[start]

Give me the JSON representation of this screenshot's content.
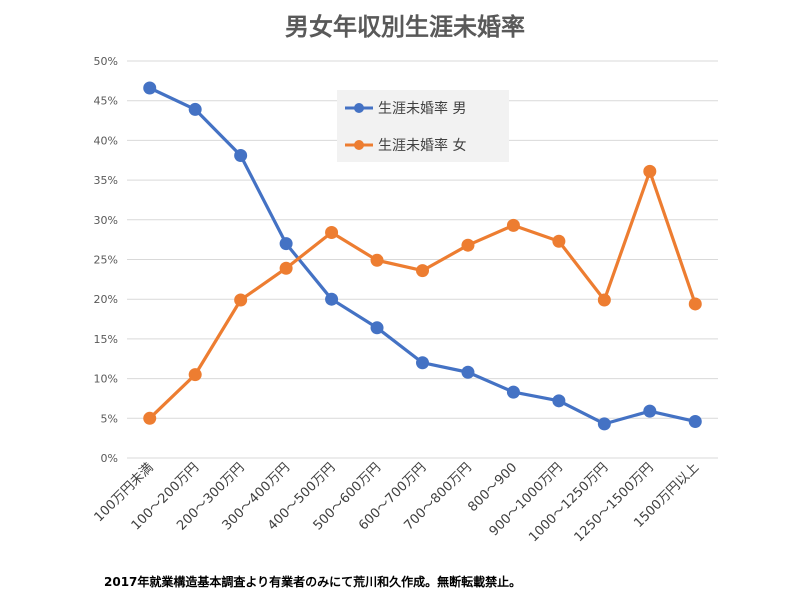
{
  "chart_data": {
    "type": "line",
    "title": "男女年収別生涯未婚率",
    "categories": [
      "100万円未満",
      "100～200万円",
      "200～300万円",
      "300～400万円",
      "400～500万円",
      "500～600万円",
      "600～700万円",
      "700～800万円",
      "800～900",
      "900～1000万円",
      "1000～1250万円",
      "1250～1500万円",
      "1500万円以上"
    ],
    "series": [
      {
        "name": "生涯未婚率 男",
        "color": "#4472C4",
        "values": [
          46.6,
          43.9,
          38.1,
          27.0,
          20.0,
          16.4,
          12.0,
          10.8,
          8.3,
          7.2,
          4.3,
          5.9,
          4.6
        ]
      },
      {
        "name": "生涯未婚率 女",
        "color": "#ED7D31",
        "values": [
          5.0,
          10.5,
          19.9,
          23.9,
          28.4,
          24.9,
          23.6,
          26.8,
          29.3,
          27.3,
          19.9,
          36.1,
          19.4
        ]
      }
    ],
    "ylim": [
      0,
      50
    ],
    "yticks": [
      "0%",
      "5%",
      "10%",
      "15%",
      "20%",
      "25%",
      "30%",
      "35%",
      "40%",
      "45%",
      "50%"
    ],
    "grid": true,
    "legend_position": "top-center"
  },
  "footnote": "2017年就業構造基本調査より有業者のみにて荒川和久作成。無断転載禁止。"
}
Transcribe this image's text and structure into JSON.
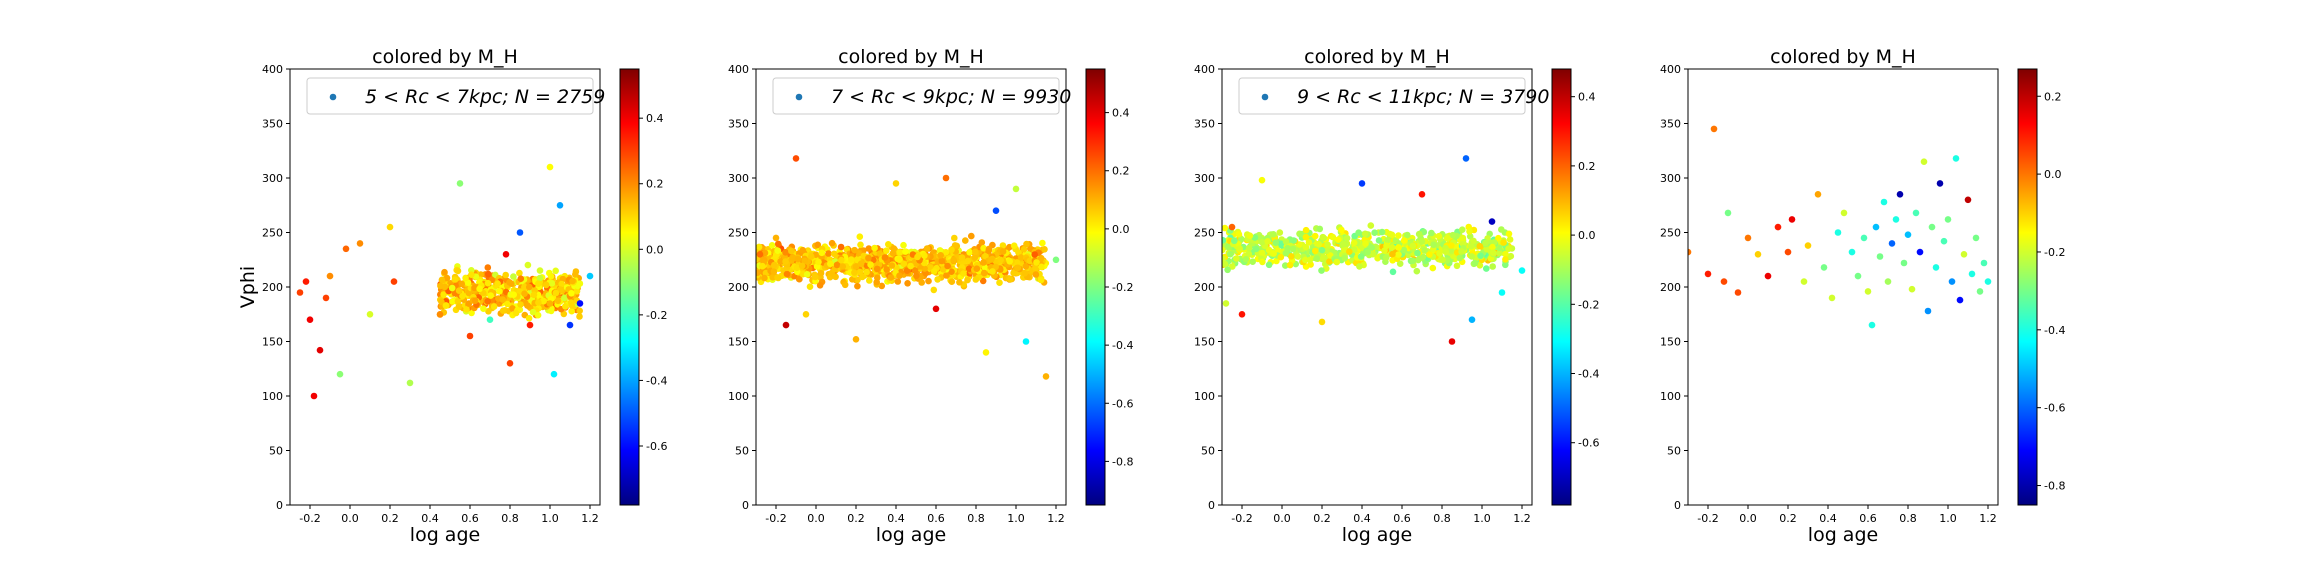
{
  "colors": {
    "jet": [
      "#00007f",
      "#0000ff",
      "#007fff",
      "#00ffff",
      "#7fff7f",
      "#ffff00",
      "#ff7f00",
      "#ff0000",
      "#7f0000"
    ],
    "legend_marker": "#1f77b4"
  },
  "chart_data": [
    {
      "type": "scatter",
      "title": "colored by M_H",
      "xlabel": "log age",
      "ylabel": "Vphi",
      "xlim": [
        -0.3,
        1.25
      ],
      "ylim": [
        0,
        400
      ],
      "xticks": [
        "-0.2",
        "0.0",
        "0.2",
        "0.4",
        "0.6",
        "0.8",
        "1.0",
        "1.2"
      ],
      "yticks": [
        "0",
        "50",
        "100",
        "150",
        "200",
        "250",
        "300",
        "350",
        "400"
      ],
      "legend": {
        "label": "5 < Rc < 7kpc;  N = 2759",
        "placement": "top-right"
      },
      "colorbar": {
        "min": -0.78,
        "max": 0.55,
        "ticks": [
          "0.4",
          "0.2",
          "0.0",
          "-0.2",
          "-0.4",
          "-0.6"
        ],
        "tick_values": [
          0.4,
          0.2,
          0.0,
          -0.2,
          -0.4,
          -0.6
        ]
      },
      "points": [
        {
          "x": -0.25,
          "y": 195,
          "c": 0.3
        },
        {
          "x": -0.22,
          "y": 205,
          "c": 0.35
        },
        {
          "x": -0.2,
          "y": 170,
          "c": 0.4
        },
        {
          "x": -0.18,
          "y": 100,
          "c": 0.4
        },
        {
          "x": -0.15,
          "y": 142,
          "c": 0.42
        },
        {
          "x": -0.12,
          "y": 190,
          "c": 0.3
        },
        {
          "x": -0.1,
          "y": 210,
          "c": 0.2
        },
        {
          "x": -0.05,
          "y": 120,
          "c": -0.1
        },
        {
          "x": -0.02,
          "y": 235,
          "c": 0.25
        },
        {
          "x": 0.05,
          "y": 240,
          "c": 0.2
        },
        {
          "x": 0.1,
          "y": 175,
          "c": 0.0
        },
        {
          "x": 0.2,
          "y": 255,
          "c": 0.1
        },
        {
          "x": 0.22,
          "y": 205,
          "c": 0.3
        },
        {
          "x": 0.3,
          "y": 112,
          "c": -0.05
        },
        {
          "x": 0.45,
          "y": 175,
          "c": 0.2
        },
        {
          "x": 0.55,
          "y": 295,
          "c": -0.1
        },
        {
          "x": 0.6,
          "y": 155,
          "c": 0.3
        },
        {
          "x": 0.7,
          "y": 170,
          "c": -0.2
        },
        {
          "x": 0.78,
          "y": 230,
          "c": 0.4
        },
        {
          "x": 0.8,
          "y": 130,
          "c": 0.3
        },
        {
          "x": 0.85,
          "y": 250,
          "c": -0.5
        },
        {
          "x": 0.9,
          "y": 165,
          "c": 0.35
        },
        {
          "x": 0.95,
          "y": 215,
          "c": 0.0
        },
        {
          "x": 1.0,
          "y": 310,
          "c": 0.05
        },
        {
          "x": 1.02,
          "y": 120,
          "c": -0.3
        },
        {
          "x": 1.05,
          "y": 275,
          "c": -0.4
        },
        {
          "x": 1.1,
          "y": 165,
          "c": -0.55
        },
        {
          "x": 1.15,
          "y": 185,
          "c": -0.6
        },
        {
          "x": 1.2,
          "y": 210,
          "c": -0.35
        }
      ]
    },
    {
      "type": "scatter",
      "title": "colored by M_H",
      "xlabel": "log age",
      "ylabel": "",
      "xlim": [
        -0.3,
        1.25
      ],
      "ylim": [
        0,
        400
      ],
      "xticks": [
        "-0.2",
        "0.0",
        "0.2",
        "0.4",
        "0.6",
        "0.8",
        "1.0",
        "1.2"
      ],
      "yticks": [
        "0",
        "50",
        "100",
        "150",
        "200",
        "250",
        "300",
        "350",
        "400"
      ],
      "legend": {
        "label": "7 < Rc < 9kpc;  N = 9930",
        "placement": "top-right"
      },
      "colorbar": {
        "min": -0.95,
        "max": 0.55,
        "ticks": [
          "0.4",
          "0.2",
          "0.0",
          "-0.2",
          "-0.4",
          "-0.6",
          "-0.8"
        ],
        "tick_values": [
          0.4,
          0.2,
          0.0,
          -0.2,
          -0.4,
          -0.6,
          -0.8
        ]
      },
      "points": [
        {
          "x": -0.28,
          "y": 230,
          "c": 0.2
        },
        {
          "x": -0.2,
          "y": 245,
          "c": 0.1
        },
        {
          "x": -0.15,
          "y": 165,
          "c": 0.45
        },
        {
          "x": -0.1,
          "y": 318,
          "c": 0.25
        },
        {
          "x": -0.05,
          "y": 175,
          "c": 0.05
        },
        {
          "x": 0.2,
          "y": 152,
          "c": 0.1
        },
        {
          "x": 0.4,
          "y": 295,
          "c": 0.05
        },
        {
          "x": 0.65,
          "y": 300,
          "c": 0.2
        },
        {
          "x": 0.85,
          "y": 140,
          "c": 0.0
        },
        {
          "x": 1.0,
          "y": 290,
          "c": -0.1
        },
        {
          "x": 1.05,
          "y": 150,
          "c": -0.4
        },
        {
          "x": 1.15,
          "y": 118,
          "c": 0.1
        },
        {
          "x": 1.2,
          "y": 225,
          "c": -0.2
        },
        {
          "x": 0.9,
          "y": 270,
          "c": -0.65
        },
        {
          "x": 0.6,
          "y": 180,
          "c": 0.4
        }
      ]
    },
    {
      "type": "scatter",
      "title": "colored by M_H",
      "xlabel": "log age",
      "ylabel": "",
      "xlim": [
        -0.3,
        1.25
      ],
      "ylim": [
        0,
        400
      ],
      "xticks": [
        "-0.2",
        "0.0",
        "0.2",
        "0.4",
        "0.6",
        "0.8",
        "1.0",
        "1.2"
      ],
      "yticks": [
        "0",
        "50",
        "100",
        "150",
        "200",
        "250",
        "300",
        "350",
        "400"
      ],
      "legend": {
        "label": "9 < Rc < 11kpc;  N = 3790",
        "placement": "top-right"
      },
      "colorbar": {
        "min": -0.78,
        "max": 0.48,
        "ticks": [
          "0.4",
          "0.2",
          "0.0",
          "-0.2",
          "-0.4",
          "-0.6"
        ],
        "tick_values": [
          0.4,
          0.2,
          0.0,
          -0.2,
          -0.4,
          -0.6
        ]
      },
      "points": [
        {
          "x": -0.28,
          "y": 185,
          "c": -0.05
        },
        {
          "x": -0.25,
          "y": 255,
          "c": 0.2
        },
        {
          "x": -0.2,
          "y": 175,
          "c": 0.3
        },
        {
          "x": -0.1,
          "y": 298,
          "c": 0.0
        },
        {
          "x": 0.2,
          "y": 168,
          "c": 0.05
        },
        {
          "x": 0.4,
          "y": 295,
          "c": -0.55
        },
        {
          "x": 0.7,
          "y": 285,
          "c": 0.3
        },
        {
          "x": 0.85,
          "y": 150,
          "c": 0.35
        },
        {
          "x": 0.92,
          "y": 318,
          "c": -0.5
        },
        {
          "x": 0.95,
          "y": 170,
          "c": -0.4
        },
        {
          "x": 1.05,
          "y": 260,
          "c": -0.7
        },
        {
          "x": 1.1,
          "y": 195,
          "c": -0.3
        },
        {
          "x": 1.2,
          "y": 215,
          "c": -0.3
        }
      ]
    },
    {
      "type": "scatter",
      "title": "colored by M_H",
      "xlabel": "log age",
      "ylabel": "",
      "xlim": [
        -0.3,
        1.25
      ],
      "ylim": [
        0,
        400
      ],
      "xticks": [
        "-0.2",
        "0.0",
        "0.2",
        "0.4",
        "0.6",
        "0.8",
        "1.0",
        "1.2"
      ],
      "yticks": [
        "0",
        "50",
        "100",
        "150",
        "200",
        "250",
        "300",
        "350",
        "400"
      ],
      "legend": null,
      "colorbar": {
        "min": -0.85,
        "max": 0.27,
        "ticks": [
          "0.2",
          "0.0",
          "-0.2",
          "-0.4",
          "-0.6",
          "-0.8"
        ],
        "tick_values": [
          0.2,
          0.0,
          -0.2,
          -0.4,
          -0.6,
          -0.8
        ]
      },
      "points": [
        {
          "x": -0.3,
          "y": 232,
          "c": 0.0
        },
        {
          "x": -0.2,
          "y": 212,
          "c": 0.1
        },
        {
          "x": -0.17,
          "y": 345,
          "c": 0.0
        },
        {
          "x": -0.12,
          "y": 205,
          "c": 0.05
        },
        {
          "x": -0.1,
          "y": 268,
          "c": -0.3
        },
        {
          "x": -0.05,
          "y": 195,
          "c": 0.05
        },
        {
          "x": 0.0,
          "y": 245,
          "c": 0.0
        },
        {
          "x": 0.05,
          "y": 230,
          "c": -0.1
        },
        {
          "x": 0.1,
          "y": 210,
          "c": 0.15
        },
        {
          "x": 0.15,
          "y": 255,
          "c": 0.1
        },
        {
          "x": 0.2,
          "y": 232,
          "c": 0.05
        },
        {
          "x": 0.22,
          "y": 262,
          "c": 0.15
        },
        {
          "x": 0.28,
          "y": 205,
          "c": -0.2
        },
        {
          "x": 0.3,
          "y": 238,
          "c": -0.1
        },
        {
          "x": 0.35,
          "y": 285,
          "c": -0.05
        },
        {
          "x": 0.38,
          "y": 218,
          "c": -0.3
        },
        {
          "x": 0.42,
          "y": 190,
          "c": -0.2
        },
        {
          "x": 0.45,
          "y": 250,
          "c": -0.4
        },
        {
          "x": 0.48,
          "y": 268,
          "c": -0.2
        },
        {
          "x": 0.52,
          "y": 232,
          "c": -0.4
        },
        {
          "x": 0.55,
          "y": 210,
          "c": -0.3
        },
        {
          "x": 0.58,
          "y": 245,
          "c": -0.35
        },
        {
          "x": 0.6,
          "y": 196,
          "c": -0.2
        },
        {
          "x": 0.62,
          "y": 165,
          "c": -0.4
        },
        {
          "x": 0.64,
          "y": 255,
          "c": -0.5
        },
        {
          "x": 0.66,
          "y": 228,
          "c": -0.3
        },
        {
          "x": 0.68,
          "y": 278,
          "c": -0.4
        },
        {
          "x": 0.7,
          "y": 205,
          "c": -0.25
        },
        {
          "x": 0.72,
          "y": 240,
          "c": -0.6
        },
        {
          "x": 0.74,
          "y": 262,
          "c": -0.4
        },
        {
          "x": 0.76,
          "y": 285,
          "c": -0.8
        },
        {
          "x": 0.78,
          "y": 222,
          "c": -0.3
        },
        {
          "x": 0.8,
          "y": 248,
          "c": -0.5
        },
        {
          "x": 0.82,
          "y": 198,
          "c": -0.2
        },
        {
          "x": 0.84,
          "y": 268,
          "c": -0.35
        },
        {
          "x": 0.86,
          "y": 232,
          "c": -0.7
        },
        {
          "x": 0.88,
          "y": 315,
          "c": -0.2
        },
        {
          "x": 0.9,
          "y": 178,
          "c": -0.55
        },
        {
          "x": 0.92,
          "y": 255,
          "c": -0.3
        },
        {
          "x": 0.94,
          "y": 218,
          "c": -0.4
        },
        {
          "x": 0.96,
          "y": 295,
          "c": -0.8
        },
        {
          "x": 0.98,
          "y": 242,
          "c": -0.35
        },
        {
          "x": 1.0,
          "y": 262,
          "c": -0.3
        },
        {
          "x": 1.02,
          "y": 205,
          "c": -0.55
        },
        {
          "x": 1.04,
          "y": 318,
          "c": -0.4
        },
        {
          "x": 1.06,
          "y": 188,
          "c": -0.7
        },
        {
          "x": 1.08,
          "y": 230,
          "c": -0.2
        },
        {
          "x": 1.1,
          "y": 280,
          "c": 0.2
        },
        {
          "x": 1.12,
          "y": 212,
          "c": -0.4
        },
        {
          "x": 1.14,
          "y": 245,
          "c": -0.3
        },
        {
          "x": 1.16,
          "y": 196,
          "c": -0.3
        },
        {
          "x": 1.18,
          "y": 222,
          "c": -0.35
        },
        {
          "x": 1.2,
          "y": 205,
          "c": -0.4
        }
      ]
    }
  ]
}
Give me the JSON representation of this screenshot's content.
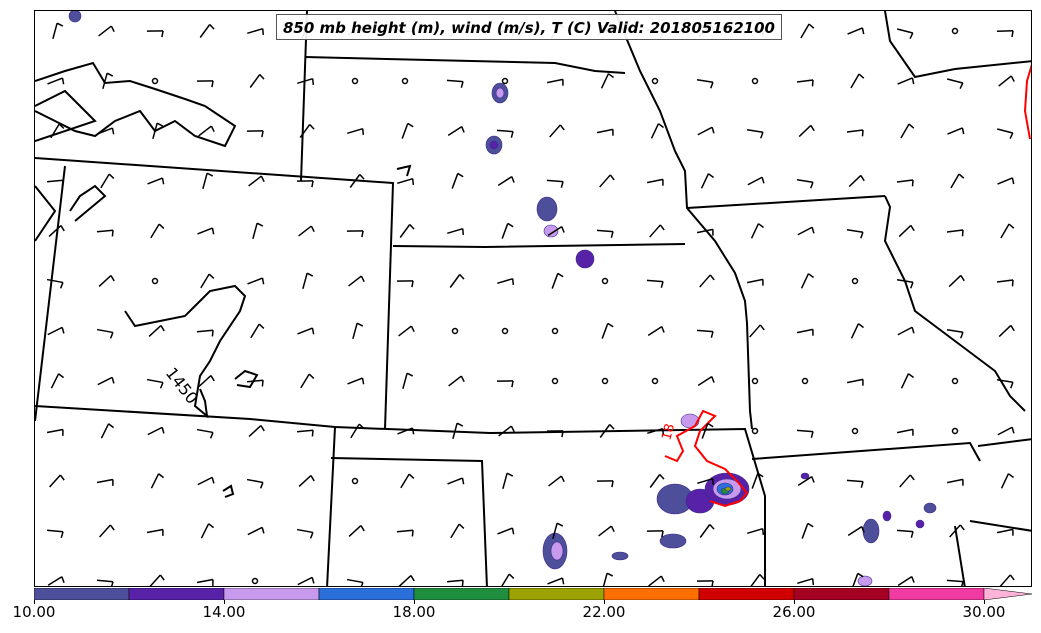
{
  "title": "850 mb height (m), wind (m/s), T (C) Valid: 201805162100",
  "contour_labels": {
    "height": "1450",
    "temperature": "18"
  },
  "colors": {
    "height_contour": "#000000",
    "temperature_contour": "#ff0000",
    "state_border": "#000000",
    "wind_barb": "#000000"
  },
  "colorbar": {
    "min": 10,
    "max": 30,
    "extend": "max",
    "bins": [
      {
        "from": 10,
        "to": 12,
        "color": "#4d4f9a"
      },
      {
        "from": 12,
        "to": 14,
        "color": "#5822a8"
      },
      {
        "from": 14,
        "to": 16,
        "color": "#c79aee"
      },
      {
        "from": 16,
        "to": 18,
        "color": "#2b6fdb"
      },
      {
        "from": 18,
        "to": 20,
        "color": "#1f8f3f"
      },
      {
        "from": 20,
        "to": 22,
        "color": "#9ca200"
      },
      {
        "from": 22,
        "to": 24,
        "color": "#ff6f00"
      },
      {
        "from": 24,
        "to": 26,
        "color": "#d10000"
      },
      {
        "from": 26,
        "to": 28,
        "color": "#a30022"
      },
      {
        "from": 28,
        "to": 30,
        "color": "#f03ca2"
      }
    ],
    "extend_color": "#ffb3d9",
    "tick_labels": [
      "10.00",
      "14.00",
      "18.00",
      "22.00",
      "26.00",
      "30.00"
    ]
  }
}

[end]

* EXERCISE REQUIREMENTS:
In the listing above, count each line that holds the string "from". Give the number only.

* EXERCISE ANSWER:
10